■ **Problem details**: Reproduce the listing verbatim from its first line through the line containing "abbreviated-source-title-label: Abbreviated source", including both of those lines.

■ **Information given**:
****************************************

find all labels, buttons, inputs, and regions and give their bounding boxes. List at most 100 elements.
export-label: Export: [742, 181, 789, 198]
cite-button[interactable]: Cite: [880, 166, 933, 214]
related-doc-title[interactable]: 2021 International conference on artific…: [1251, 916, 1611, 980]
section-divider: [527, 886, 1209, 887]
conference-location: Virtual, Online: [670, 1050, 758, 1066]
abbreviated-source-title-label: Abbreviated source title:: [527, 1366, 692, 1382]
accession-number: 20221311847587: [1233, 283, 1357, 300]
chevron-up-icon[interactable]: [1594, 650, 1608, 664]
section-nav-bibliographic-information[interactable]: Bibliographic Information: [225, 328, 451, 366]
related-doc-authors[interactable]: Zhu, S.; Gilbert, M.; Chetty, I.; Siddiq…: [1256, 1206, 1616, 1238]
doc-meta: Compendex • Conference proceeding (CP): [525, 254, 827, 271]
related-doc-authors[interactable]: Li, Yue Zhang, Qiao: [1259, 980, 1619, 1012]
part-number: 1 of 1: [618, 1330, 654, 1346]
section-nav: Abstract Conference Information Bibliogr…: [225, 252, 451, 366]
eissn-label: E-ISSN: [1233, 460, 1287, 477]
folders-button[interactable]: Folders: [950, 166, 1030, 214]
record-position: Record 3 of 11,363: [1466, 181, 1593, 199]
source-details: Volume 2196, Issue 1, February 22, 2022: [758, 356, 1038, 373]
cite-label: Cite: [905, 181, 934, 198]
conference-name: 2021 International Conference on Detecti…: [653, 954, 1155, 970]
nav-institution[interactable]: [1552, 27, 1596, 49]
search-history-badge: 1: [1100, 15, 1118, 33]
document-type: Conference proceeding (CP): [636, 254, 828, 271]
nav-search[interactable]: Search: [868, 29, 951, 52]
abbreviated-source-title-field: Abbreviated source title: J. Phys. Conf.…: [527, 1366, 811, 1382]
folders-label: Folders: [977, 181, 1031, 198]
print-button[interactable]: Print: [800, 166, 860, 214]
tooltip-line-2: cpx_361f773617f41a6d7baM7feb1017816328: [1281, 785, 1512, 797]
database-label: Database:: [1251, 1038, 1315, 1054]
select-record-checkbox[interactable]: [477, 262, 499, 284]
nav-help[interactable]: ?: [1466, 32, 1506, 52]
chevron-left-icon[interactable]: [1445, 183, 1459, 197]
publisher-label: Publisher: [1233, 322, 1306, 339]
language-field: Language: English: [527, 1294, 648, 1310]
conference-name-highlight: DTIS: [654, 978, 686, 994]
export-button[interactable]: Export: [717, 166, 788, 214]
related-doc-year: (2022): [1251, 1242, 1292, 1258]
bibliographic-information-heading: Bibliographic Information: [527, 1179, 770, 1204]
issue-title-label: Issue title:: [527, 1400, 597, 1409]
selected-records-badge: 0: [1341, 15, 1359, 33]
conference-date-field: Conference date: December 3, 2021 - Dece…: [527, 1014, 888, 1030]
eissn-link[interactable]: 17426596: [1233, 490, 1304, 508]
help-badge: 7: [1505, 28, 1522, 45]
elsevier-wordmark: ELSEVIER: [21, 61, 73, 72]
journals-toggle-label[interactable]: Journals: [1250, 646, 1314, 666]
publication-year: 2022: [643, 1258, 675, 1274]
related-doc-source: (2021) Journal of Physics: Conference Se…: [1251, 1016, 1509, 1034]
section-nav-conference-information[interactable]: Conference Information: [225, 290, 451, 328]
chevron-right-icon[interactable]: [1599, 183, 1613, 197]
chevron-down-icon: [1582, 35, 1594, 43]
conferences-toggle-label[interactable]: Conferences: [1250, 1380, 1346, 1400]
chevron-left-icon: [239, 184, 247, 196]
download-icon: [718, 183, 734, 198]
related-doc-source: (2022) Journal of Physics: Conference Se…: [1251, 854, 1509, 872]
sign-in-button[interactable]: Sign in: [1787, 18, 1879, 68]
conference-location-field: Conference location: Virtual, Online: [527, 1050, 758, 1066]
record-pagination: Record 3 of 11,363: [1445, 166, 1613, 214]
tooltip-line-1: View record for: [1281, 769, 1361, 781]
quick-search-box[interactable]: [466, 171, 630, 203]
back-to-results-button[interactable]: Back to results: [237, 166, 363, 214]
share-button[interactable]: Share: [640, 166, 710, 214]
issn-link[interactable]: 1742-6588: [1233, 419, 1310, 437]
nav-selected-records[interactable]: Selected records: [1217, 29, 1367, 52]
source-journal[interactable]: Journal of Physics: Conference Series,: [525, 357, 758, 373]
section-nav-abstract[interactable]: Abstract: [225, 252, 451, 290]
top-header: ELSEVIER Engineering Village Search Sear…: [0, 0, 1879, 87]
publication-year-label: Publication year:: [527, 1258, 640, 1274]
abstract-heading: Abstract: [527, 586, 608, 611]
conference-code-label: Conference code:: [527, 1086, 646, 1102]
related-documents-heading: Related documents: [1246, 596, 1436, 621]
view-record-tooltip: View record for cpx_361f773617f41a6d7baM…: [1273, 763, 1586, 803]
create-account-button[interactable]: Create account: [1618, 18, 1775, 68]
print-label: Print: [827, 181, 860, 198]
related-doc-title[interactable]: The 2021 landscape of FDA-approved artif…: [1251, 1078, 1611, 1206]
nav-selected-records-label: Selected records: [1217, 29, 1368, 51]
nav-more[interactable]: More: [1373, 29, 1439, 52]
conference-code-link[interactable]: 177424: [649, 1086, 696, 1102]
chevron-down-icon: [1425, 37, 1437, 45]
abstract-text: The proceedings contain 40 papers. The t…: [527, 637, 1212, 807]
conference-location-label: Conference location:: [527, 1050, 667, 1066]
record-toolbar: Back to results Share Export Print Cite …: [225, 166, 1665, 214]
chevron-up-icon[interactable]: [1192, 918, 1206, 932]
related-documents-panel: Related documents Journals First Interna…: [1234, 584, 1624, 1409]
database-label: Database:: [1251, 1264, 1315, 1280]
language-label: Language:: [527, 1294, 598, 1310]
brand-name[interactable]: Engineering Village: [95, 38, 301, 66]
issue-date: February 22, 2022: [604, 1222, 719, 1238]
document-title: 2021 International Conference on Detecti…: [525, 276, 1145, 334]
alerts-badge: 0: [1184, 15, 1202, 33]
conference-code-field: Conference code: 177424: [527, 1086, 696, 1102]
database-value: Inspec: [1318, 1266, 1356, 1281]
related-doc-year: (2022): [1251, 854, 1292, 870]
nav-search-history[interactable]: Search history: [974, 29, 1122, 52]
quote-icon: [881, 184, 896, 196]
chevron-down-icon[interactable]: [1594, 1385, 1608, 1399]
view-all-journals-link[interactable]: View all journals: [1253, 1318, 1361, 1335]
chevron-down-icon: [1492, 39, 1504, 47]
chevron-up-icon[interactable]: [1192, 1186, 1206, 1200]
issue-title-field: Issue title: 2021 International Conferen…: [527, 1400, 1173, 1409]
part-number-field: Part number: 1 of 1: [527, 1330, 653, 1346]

****************************************

■ **The completed task**:
find all labels, buttons, inputs, and regions and give their bounding boxes. List at most 100 elements.
export-label: Export: [742, 181, 789, 198]
cite-button[interactable]: Cite: [880, 166, 933, 214]
related-doc-title[interactable]: 2021 International conference on artific…: [1251, 916, 1611, 980]
section-divider: [527, 886, 1209, 887]
conference-location: Virtual, Online: [670, 1050, 758, 1066]
abbreviated-source-title-label: Abbreviated source title:: [527, 1366, 692, 1382]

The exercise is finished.